→ **RECORDS FOR THIS EXERCISE**
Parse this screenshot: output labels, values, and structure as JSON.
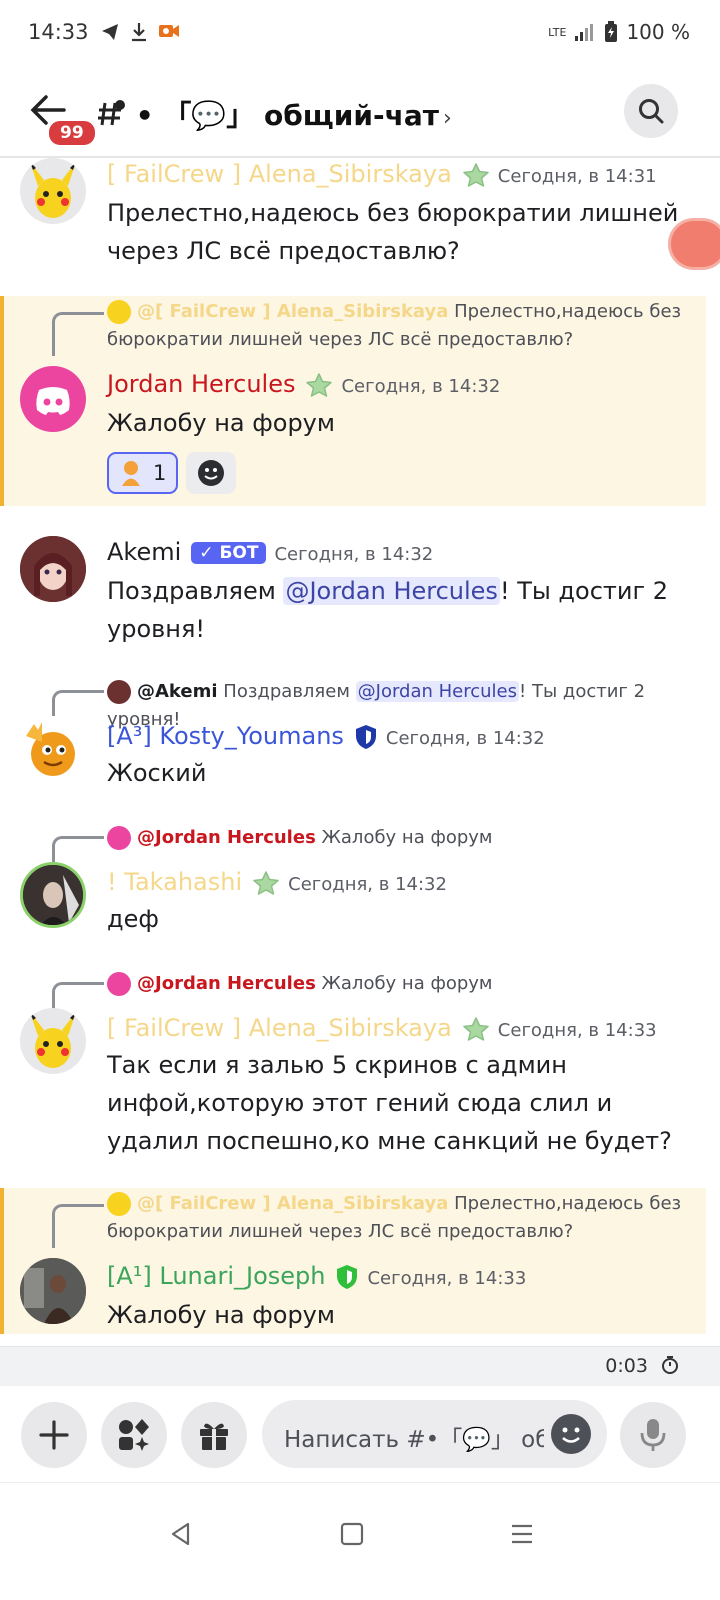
{
  "status": {
    "time": "14:33",
    "network": "LTE",
    "battery": "100 %"
  },
  "header": {
    "unread_badge": "99",
    "channel": "• 「💬」 общий-чат"
  },
  "messages": [
    {
      "author": "[ FailCrew ] Alena_Sibirskaya",
      "timestamp": "Сегодня, в 14:31",
      "text": "Прелестно,надеюсь без бюрократии лишней через ЛС всё предоставлю?"
    },
    {
      "reply_author": "@[ FailCrew ] Alena_Sibirskaya",
      "reply_text": "Прелестно,надеюсь без бюрократии лишней через ЛС всё предоставлю?",
      "author": "Jordan Hercules",
      "timestamp": "Сегодня, в 14:32",
      "text": "Жалобу на форум",
      "reaction_count": "1"
    },
    {
      "author": "Akemi",
      "bot_badge": "✓ БОТ",
      "timestamp": "Сегодня, в 14:32",
      "text_before": "Поздравляем ",
      "mention": "@Jordan Hercules",
      "text_after": "! Ты достиг 2 уровня!"
    },
    {
      "reply_author": "@Akemi",
      "reply_before": "Поздравляем ",
      "reply_mention": "@Jordan Hercules",
      "reply_after": "! Ты достиг 2 уровня!",
      "author": "[A³] Kosty_Youmans",
      "timestamp": "Сегодня, в 14:32",
      "text": "Жоский"
    },
    {
      "reply_author": "@Jordan Hercules",
      "reply_text": "Жалобу на форум",
      "author": "! Takahashi",
      "timestamp": "Сегодня, в 14:32",
      "text": "деф"
    },
    {
      "reply_author": "@Jordan Hercules",
      "reply_text": "Жалобу на форум",
      "author": "[ FailCrew ] Alena_Sibirskaya",
      "timestamp": "Сегодня, в 14:33",
      "text": "Так если я залью 5 скринов с админ инфой,которую этот гений сюда слил и удалил поспешно,ко мне санкций не будет?"
    },
    {
      "reply_author": "@[ FailCrew ] Alena_Sibirskaya",
      "reply_text": "Прелестно,надеюсь без бюрократии лишней через ЛС всё предоставлю?",
      "author": "[A¹] Lunari_Joseph",
      "timestamp": "Сегодня, в 14:33",
      "text": "Жалобу на форум"
    }
  ],
  "timer": "0:03",
  "composer": {
    "placeholder": "Написать #•「💬」 общий-чат"
  },
  "colors": {
    "gold": "#f5d78a",
    "red": "#c8171e",
    "blue": "#3b55d9",
    "green": "#3ba55c",
    "discord_pink": "#eb459f",
    "blurple": "#5865f2"
  }
}
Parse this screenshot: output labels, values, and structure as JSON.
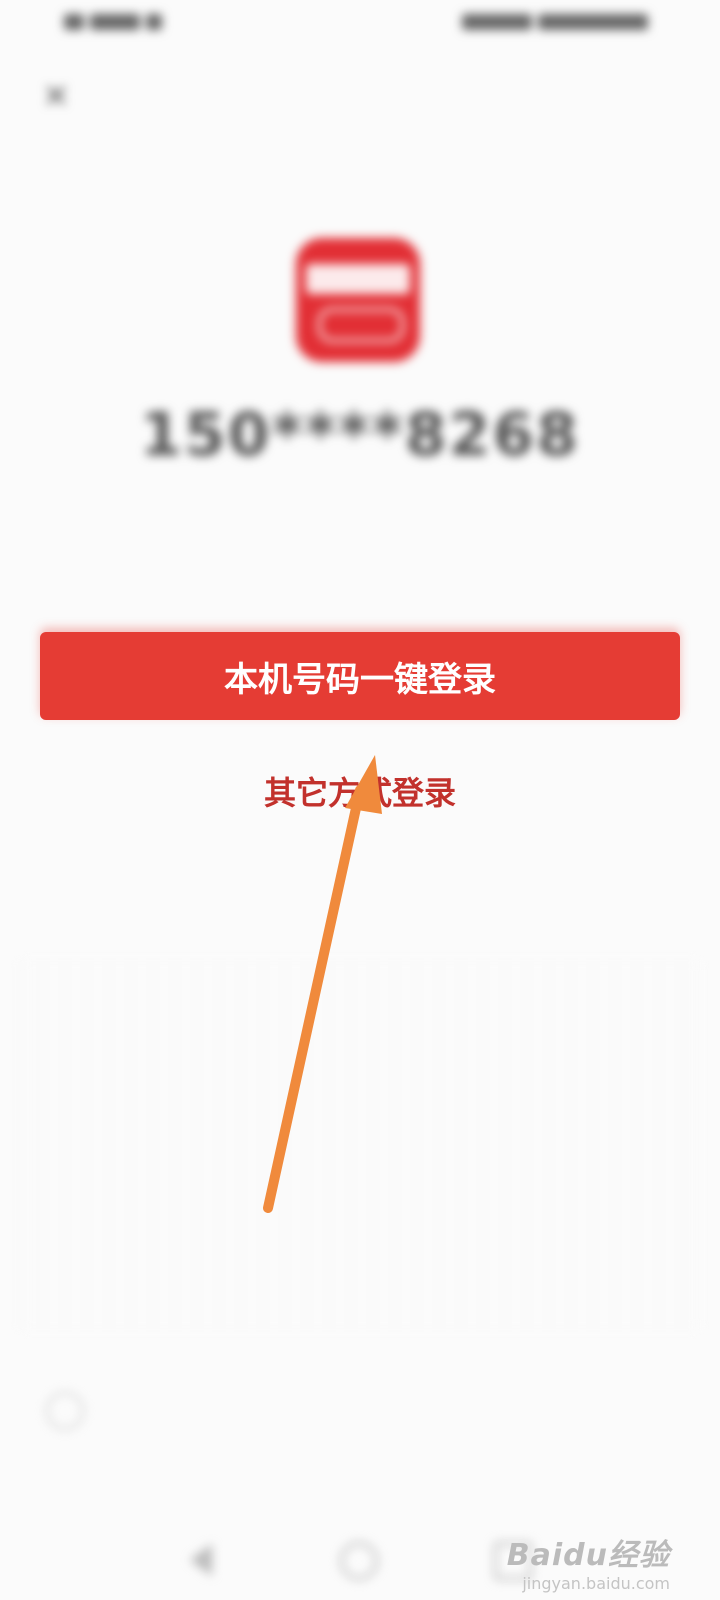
{
  "status_bar": {
    "left": "",
    "right": ""
  },
  "header": {
    "close_icon": "close-icon"
  },
  "account": {
    "phone_number": "150****8268",
    "carrier_note": ""
  },
  "actions": {
    "one_click_login": "本机号码一键登录",
    "other_login": "其它方式登录"
  },
  "agreement": {
    "text": "",
    "link_1": "",
    "link_2": "",
    "link_3": ""
  },
  "nav_bar": {
    "icons": [
      "back-icon",
      "home-icon",
      "recent-apps-icon"
    ]
  },
  "watermark": {
    "brand": "Baidu经验",
    "url": "jingyan.baidu.com"
  },
  "colors": {
    "brand_red": "#e53c34",
    "link_red": "#c2312c",
    "annotation_arrow": "#f08a3c",
    "link_blue": "#3c8ee6"
  }
}
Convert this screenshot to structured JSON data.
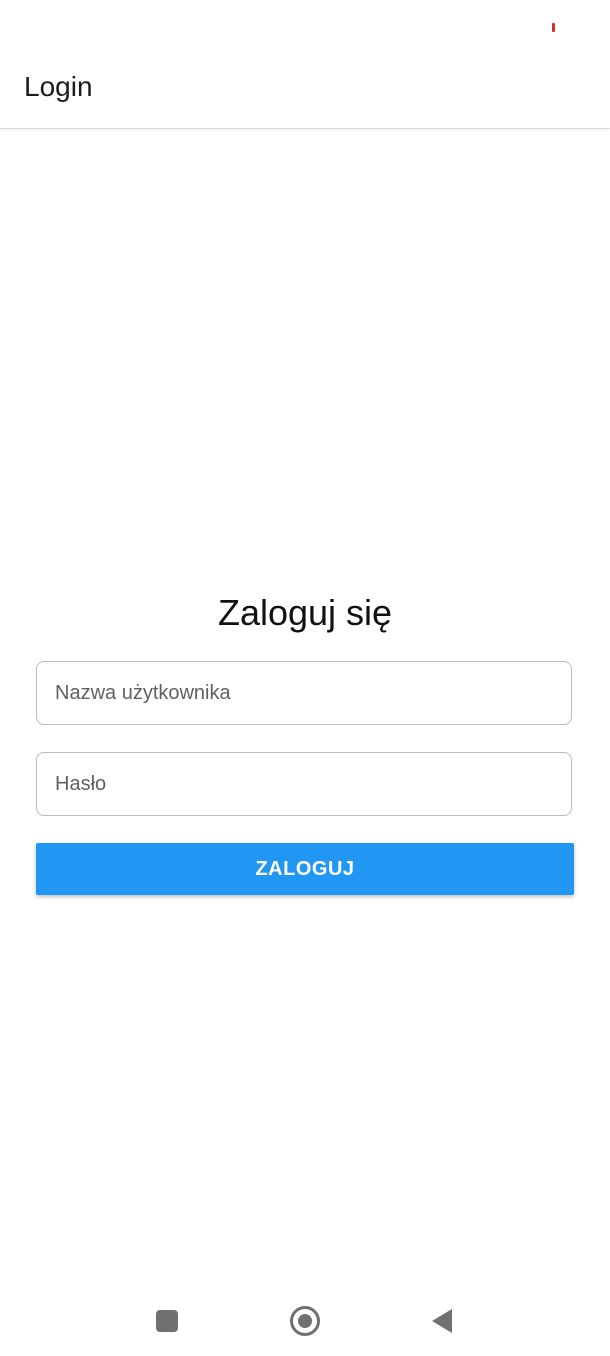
{
  "status_bar": {
    "indicator_color": "#d32f2f"
  },
  "app_bar": {
    "title": "Login"
  },
  "form": {
    "heading": "Zaloguj się",
    "username": {
      "placeholder": "Nazwa użytkownika",
      "value": ""
    },
    "password": {
      "placeholder": "Hasło",
      "value": ""
    },
    "submit_label": "ZALOGUJ",
    "submit_color": "#2196f3"
  },
  "nav_bar": {
    "icons": [
      "recents-icon",
      "home-icon",
      "back-icon"
    ]
  }
}
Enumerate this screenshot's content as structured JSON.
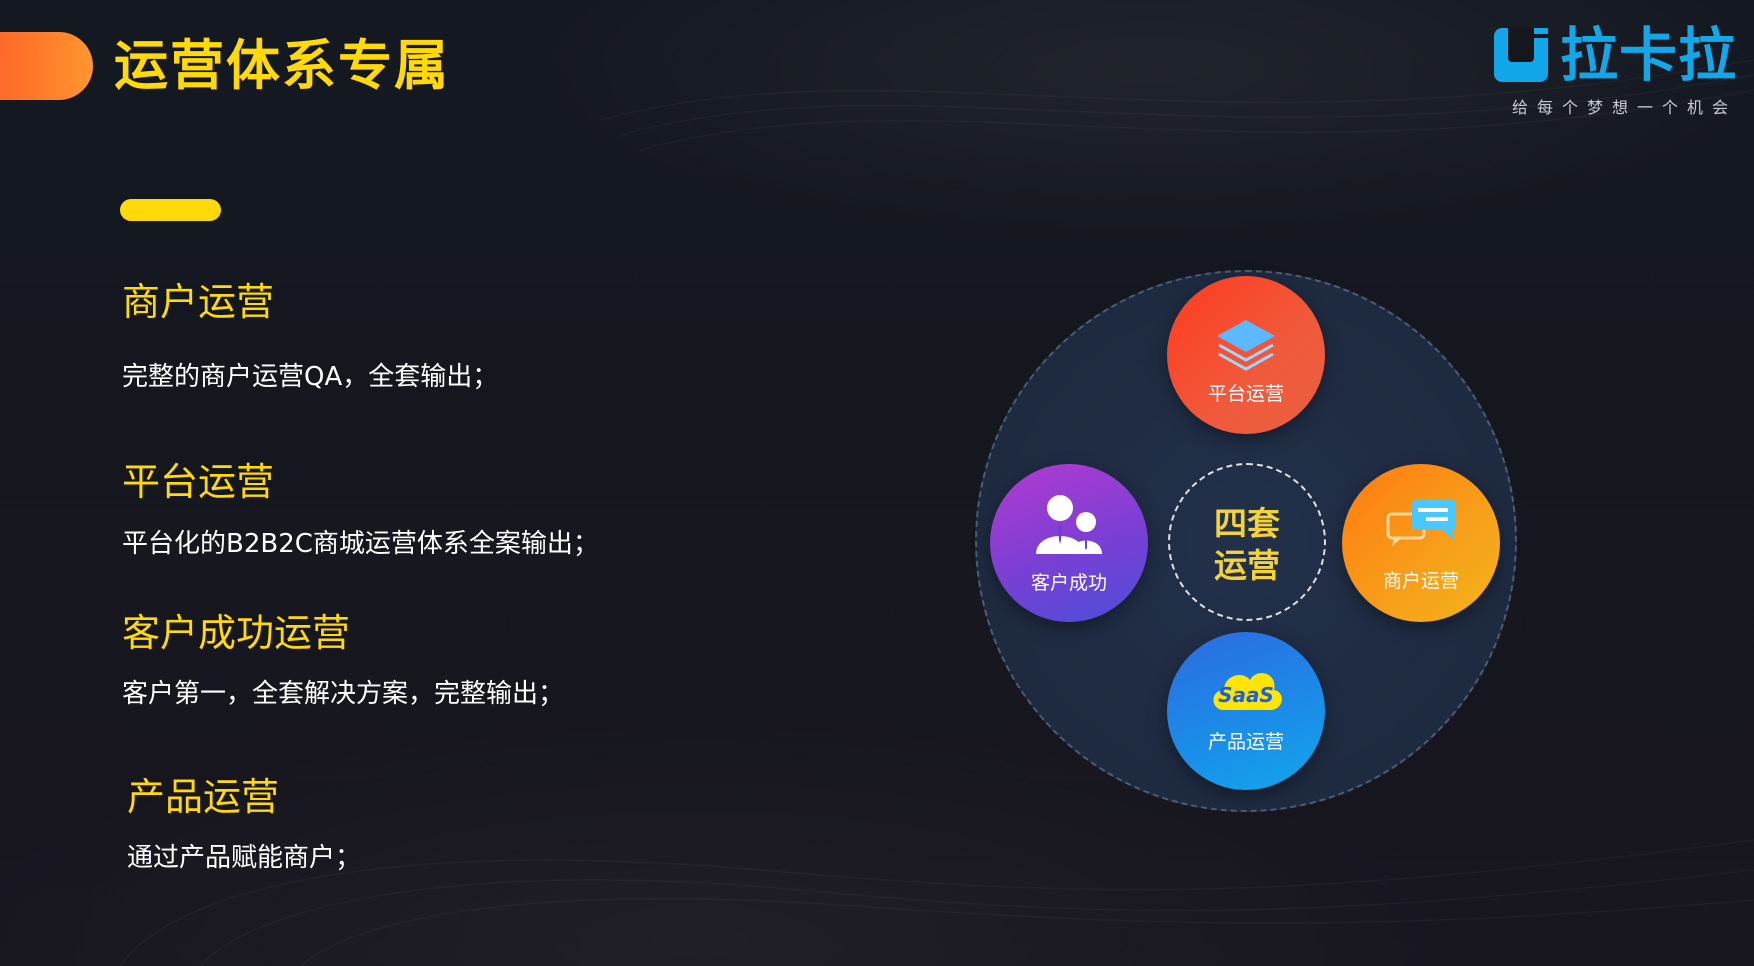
{
  "header": {
    "title": "运营体系专属"
  },
  "logo": {
    "name": "拉卡拉",
    "slogan": "给每个梦想一个机会",
    "brand_color": "#12a7e8"
  },
  "colors": {
    "accent_yellow": "#ffd90a",
    "title_pill_orange": "#ff7a2a"
  },
  "sections": [
    {
      "heading": "商户运营",
      "text": "完整的商户运营QA，全套输出；"
    },
    {
      "heading": "平台运营",
      "text": "平台化的B2B2C商城运营体系全案输出；"
    },
    {
      "heading": "客户成功运营",
      "text": "客户第一，全套解决方案，完整输出；"
    },
    {
      "heading": "产品运营",
      "text": "通过产品赋能商户；"
    }
  ],
  "diagram": {
    "center_line1": "四套",
    "center_line2": "运营",
    "nodes": {
      "top": {
        "label": "平台运营",
        "icon": "layers-icon"
      },
      "left": {
        "label": "客户成功",
        "icon": "users-icon"
      },
      "right": {
        "label": "商户运营",
        "icon": "chat-bubbles-icon"
      },
      "bottom": {
        "label": "产品运营",
        "icon": "saas-cloud-icon",
        "icon_text": "SaaS"
      }
    }
  }
}
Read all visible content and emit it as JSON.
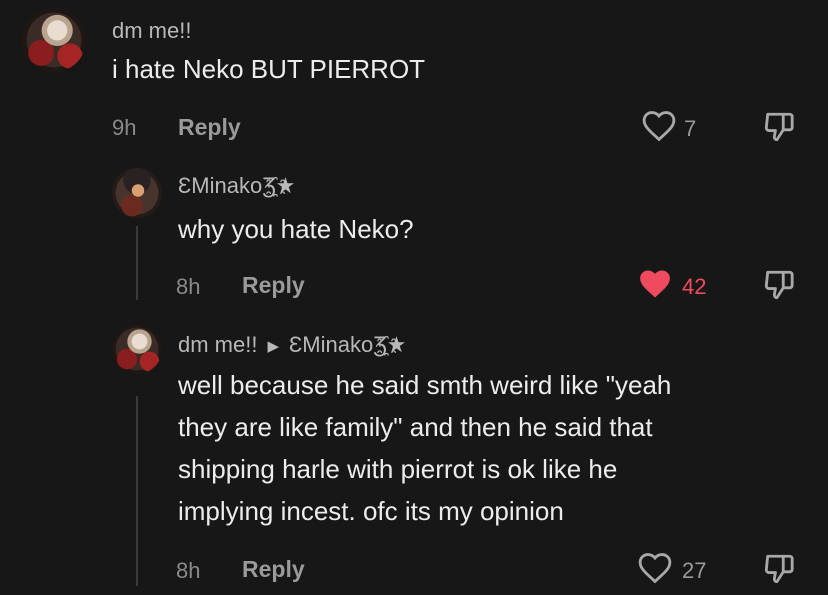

→ **STATED GOAL**
Return the full material word for word. Do not include the pictures.

→ **WRITTEN RESPONSE**
Parse this screenshot: output labels, values, and structure as JSON.
{
  "status": {
    "time": "14:33",
    "network": "LTE",
    "battery": "100 %"
  },
  "header": {
    "unread_badge": "99",
    "channel": "• 「💬」 общий-чат"
  },
  "messages": [
    {
      "author": "[ FailCrew ] Alena_Sibirskaya",
      "timestamp": "Сегодня, в 14:31",
      "text": "Прелестно,надеюсь без бюрократии лишней через ЛС всё предоставлю?"
    },
    {
      "reply_author": "@[ FailCrew ] Alena_Sibirskaya",
      "reply_text": "Прелестно,надеюсь без бюрократии лишней через ЛС всё предоставлю?",
      "author": "Jordan Hercules",
      "timestamp": "Сегодня, в 14:32",
      "text": "Жалобу на форум",
      "reaction_count": "1"
    },
    {
      "author": "Akemi",
      "bot_badge": "✓ БОТ",
      "timestamp": "Сегодня, в 14:32",
      "text_before": "Поздравляем ",
      "mention": "@Jordan Hercules",
      "text_after": "! Ты достиг 2 уровня!"
    },
    {
      "reply_author": "@Akemi",
      "reply_before": "Поздравляем ",
      "reply_mention": "@Jordan Hercules",
      "reply_after": "! Ты достиг 2 уровня!",
      "author": "[A³] Kosty_Youmans",
      "timestamp": "Сегодня, в 14:32",
      "text": "Жоский"
    },
    {
      "reply_author": "@Jordan Hercules",
      "reply_text": "Жалобу на форум",
      "author": "! Takahashi",
      "timestamp": "Сегодня, в 14:32",
      "text": "деф"
    },
    {
      "reply_author": "@Jordan Hercules",
      "reply_text": "Жалобу на форум",
      "author": "[ FailCrew ] Alena_Sibirskaya",
      "timestamp": "Сегодня, в 14:33",
      "text": "Так если я залью 5 скринов с админ инфой,которую этот гений сюда слил и удалил поспешно,ко мне санкций не будет?"
    },
    {
      "reply_author": "@[ FailCrew ] Alena_Sibirskaya",
      "reply_text": "Прелестно,надеюсь без бюрократии лишней через ЛС всё предоставлю?",
      "author": "[A¹] Lunari_Joseph",
      "timestamp": "Сегодня, в 14:33",
      "text": "Жалобу на форум"
    }
  ],
  "timer": "0:03",
  "composer": {
    "placeholder": "Написать #•「💬」 общий-чат"
  },
  "colors": {
    "gold": "#f5d78a",
    "red": "#c8171e",
    "blue": "#3b55d9",
    "green": "#3ba55c",
    "discord_pink": "#eb459f",
    "blurple": "#5865f2"
  }
}
Parse this screenshot: output labels, values, and structure as JSON.
{
  "status_bar": {
    "left": "",
    "right": ""
  },
  "header": {
    "close_icon": "close-icon"
  },
  "account": {
    "phone_number": "150****8268",
    "carrier_note": ""
  },
  "actions": {
    "one_click_login": "本机号码一键登录",
    "other_login": "其它方式登录"
  },
  "agreement": {
    "text": "",
    "link_1": "",
    "link_2": "",
    "link_3": ""
  },
  "nav_bar": {
    "icons": [
      "back-icon",
      "home-icon",
      "recent-apps-icon"
    ]
  },
  "watermark": {
    "brand": "Baidu经验",
    "url": "jingyan.baidu.com"
  },
  "colors": {
    "brand_red": "#e53c34",
    "link_red": "#c2312c",
    "annotation_arrow": "#f08a3c",
    "link_blue": "#3c8ee6"
  }
}
Convert this screenshot to structured JSON data.
{
  "status_bar": {
    "indicator_color": "#d32f2f"
  },
  "app_bar": {
    "title": "Login"
  },
  "form": {
    "heading": "Zaloguj się",
    "username": {
      "placeholder": "Nazwa użytkownika",
      "value": ""
    },
    "password": {
      "placeholder": "Hasło",
      "value": ""
    },
    "submit_label": "ZALOGUJ",
    "submit_color": "#2196f3"
  },
  "nav_bar": {
    "icons": [
      "recents-icon",
      "home-icon",
      "back-icon"
    ]
  }
}
Enumerate this screenshot's content as structured JSON.
{
  "header": {
    "title": "运营体系专属"
  },
  "logo": {
    "name": "拉卡拉",
    "slogan": "给每个梦想一个机会",
    "brand_color": "#12a7e8"
  },
  "colors": {
    "accent_yellow": "#ffd90a",
    "title_pill_orange": "#ff7a2a"
  },
  "sections": [
    {
      "heading": "商户运营",
      "text": "完整的商户运营QA，全套输出；"
    },
    {
      "heading": "平台运营",
      "text": "平台化的B2B2C商城运营体系全案输出；"
    },
    {
      "heading": "客户成功运营",
      "text": "客户第一，全套解决方案，完整输出；"
    },
    {
      "heading": "产品运营",
      "text": "通过产品赋能商户；"
    }
  ],
  "diagram": {
    "center_line1": "四套",
    "center_line2": "运营",
    "nodes": {
      "top": {
        "label": "平台运营",
        "icon": "layers-icon"
      },
      "left": {
        "label": "客户成功",
        "icon": "users-icon"
      },
      "right": {
        "label": "商户运营",
        "icon": "chat-bubbles-icon"
      },
      "bottom": {
        "label": "产品运营",
        "icon": "saas-cloud-icon",
        "icon_text": "SaaS"
      }
    }
  }
}
Read all visible content and emit it as JSON.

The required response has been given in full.